● **Exercise inputs**:

====

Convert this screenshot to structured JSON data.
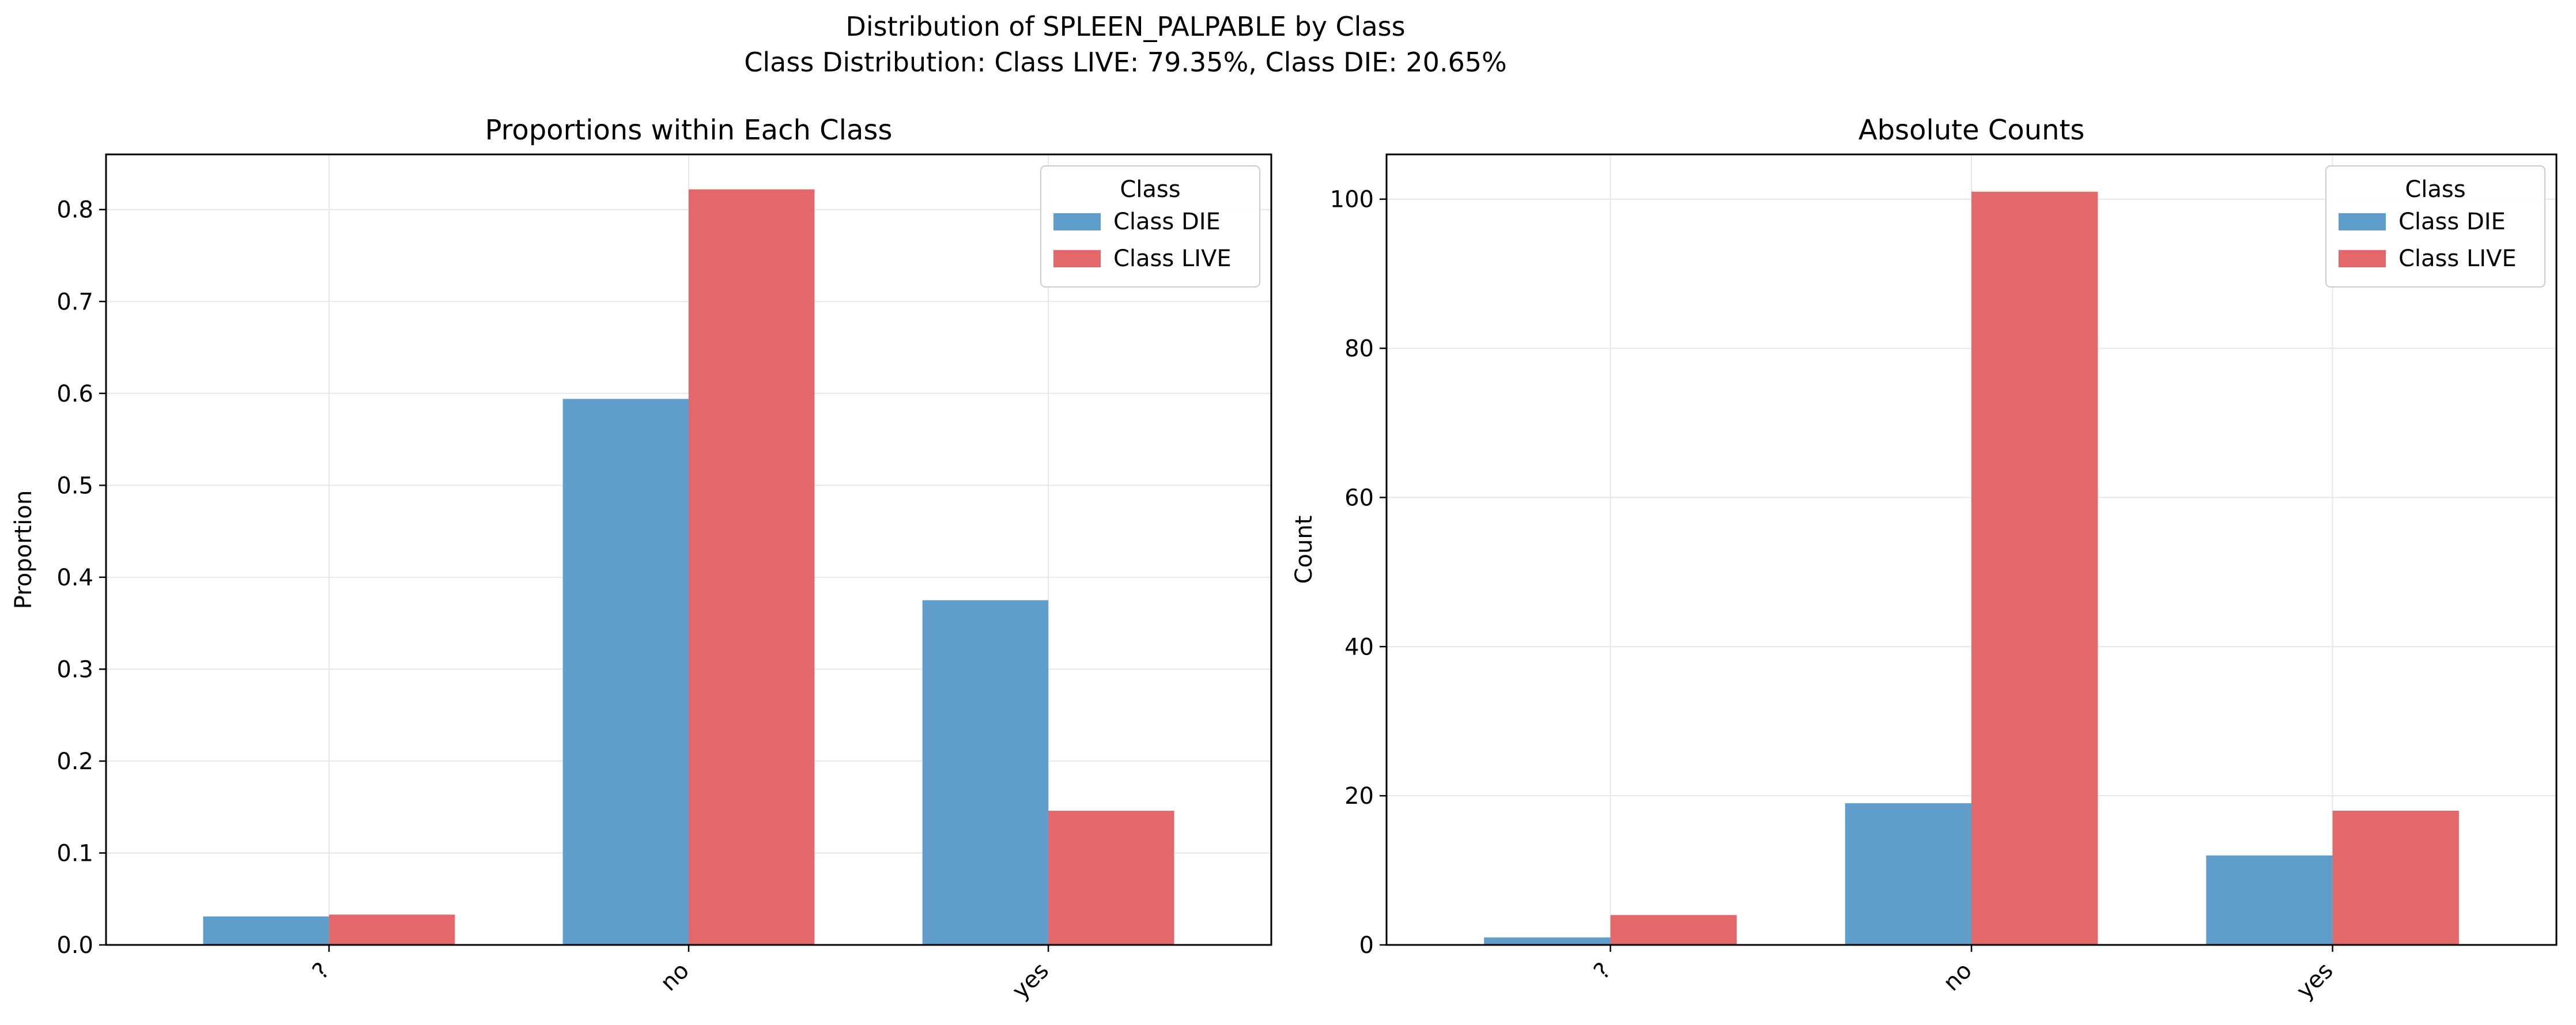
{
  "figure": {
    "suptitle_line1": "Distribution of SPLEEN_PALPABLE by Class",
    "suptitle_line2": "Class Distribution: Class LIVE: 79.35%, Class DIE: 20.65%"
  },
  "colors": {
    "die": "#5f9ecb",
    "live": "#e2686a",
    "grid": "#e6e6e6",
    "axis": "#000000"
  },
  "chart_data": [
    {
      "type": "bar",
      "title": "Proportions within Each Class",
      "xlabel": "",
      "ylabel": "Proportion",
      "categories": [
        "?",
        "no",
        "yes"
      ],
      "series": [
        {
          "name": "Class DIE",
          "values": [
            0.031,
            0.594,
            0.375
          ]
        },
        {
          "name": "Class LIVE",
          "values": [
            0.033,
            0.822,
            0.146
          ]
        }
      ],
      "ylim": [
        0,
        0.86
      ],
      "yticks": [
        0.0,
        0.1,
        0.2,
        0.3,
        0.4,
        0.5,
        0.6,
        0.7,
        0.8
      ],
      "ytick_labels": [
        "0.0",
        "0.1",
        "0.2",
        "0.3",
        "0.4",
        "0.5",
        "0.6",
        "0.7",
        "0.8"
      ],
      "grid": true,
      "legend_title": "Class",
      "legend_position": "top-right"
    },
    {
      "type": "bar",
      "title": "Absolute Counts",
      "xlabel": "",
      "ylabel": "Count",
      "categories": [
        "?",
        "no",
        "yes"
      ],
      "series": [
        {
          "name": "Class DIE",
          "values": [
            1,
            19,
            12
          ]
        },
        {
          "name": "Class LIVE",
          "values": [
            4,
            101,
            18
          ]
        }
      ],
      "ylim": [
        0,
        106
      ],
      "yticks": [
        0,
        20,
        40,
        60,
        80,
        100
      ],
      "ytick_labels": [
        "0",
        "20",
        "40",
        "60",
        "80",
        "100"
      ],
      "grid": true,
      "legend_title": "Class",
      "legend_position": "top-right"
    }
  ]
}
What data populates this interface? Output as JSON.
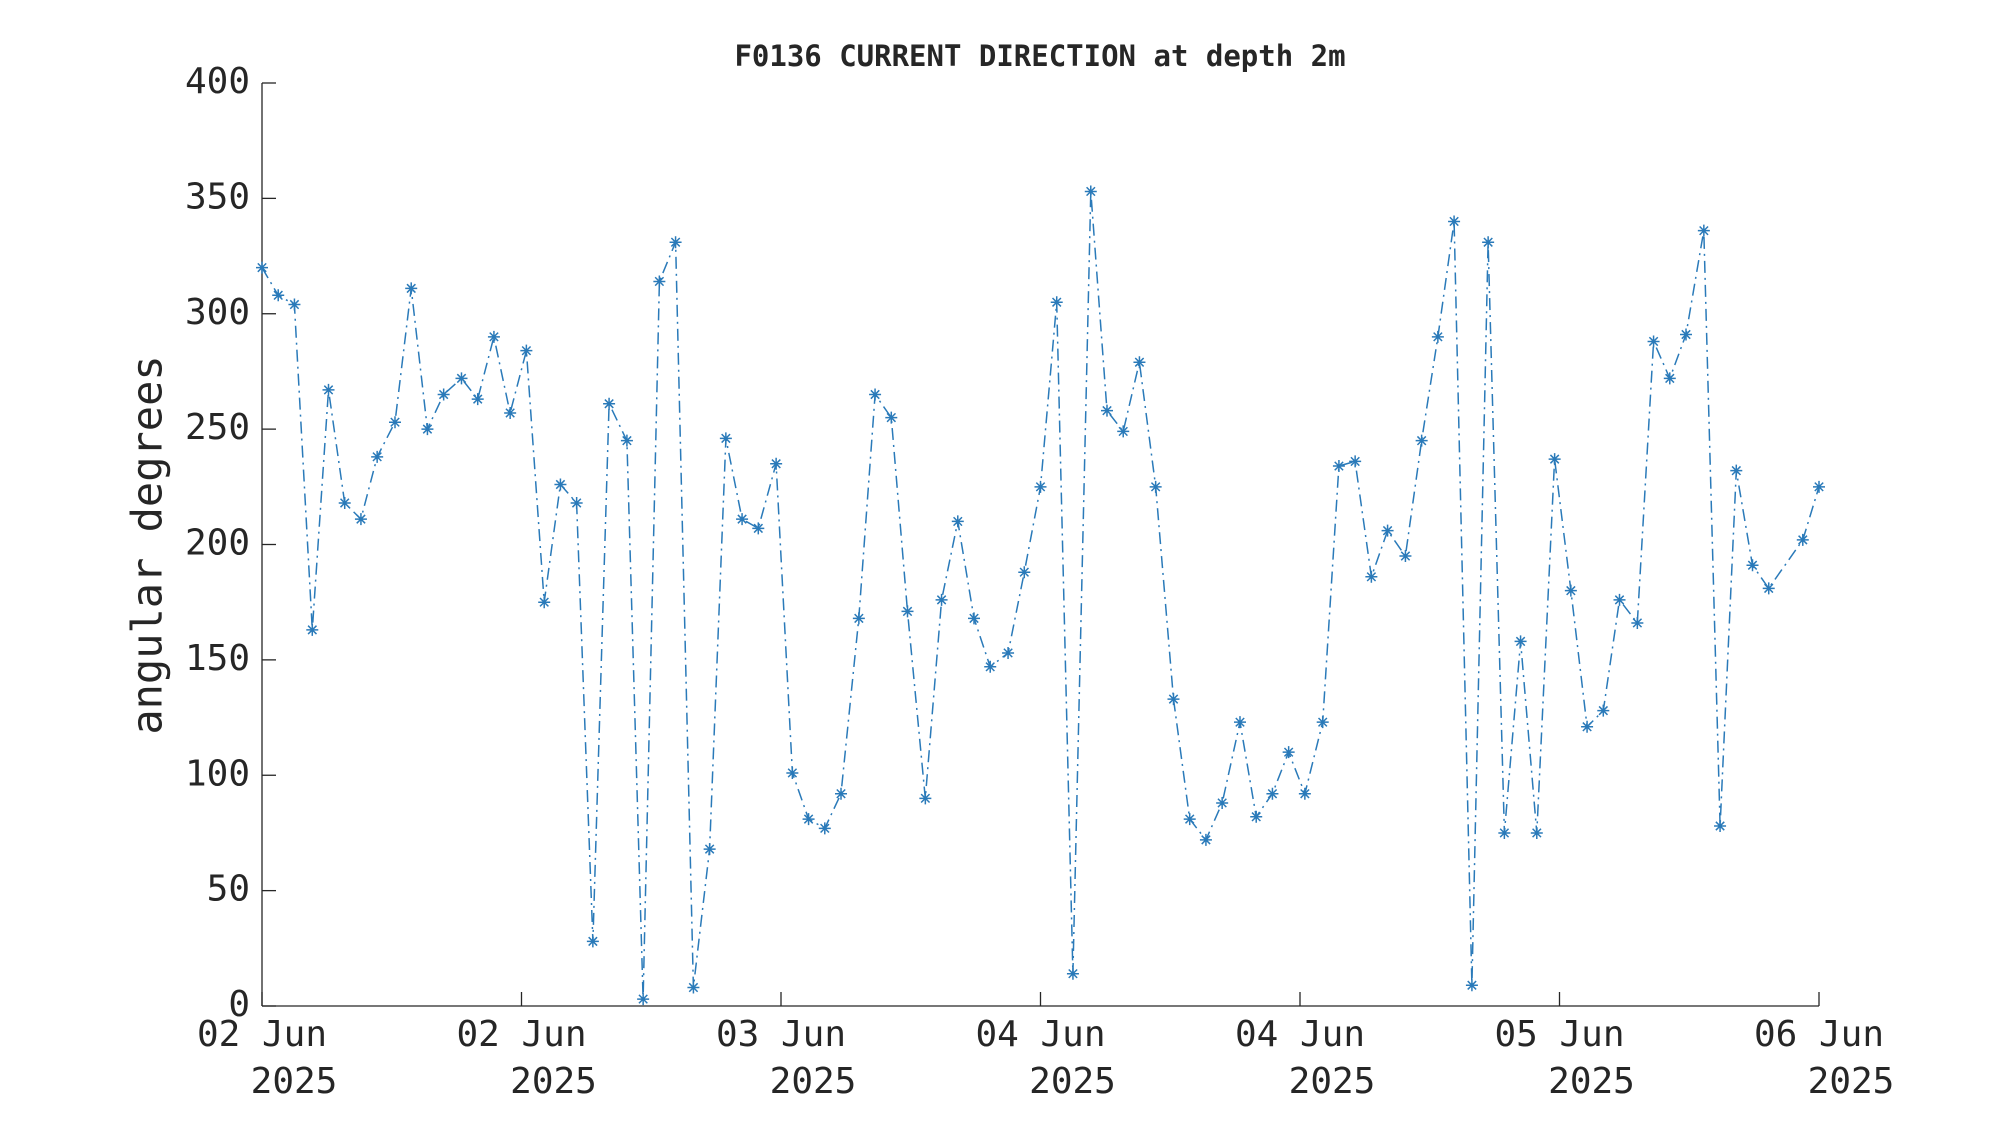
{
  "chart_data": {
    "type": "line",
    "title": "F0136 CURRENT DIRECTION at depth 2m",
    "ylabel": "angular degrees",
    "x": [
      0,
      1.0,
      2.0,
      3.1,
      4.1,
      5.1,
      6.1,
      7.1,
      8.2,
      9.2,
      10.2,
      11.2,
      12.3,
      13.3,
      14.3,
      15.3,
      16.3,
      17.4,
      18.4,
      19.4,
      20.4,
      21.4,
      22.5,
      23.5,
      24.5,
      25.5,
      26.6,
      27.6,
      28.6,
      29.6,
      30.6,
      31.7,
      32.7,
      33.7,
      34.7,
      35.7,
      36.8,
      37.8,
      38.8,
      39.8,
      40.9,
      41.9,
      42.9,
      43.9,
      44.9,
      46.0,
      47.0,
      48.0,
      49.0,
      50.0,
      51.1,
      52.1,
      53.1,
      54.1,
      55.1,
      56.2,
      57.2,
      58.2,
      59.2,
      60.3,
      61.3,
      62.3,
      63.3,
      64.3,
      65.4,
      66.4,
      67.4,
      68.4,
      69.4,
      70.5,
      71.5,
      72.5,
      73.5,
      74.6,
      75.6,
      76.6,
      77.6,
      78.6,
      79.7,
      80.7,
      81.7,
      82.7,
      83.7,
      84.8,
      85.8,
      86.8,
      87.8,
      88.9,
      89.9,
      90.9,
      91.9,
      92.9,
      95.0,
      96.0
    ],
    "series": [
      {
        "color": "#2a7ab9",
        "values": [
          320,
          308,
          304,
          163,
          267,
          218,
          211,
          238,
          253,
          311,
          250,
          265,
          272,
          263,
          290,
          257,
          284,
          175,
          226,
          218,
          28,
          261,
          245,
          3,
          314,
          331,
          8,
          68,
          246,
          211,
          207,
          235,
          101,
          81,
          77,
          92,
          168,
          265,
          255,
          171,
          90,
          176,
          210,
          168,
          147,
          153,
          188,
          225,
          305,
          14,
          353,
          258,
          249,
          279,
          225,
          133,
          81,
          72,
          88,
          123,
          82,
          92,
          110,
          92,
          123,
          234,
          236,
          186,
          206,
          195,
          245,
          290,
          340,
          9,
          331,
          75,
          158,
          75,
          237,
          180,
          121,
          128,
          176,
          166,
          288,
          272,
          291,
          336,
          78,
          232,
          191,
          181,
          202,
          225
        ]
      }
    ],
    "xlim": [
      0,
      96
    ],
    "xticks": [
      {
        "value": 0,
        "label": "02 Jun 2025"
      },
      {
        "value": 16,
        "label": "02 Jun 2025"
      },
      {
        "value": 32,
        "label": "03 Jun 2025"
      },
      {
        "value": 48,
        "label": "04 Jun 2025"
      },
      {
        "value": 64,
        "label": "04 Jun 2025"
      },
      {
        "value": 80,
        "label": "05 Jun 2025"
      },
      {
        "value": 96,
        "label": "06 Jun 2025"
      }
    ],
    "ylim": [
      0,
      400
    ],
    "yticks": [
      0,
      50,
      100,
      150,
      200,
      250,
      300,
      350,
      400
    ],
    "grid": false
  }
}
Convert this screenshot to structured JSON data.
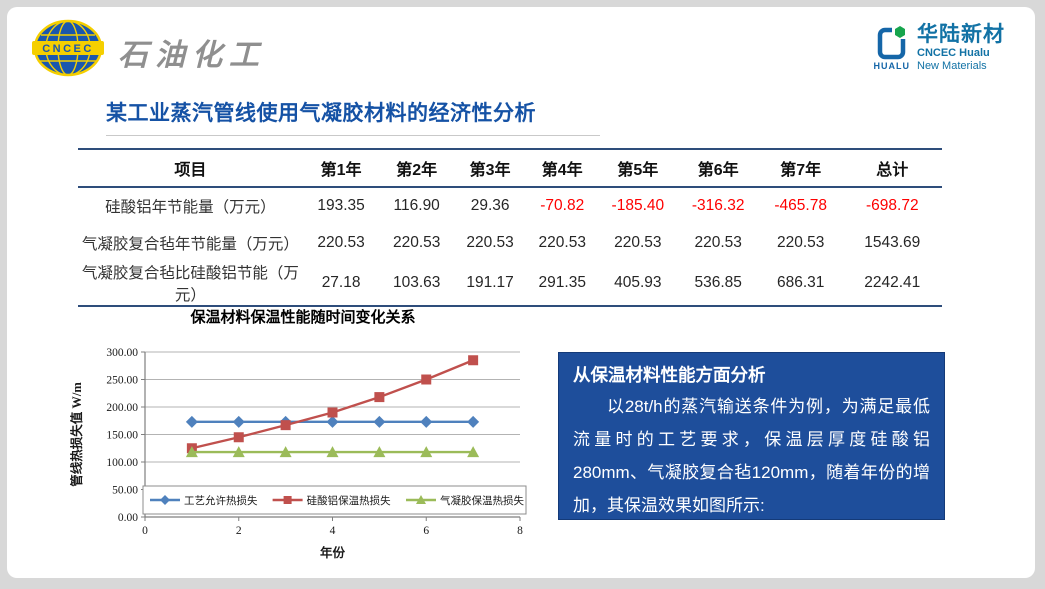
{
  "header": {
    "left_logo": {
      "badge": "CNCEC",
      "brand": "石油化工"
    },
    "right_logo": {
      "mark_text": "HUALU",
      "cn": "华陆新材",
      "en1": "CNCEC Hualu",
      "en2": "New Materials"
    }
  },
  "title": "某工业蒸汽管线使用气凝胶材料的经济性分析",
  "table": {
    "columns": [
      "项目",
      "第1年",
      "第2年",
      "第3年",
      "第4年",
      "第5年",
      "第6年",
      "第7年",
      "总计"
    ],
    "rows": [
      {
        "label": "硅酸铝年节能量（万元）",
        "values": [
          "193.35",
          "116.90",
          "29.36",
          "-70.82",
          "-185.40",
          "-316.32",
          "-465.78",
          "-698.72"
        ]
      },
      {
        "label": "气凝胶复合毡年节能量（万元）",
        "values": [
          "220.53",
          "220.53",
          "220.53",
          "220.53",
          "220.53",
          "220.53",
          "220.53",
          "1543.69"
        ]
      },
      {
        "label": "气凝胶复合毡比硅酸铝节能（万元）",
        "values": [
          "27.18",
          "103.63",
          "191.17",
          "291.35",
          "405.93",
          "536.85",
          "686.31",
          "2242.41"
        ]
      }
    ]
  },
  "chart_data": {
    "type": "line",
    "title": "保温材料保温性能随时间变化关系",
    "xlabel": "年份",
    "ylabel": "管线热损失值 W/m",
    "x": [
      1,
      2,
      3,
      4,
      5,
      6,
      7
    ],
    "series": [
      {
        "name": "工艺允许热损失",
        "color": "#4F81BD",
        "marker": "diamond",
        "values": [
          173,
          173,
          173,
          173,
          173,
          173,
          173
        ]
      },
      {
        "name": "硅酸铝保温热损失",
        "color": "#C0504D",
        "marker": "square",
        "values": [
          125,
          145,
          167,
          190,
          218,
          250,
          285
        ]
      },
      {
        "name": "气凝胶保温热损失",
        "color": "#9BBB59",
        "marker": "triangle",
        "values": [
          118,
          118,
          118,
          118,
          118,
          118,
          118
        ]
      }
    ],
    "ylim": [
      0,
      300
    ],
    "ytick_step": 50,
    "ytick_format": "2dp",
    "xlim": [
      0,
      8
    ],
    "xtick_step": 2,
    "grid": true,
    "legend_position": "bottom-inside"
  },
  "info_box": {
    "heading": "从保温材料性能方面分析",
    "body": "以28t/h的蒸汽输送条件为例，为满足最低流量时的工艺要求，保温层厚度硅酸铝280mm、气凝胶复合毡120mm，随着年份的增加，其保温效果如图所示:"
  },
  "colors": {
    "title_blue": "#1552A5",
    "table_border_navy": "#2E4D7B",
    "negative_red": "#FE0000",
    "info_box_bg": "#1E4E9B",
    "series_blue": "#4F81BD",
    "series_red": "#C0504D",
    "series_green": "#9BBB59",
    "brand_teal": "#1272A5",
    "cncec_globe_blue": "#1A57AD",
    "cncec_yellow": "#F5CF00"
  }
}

====

● **Problem description**: In the records above, locate the lines holding the word "name". Copy each of them.

● **Finished exercise**:
          "name": "Class DIE",
          "name": "Class LIVE",
          "name": "Class DIE",
          "name": "Class LIVE",
        "name": "工艺允许热损失",
        "name": "硅酸铝保温热损失",
        "name": "气凝胶保温热损失",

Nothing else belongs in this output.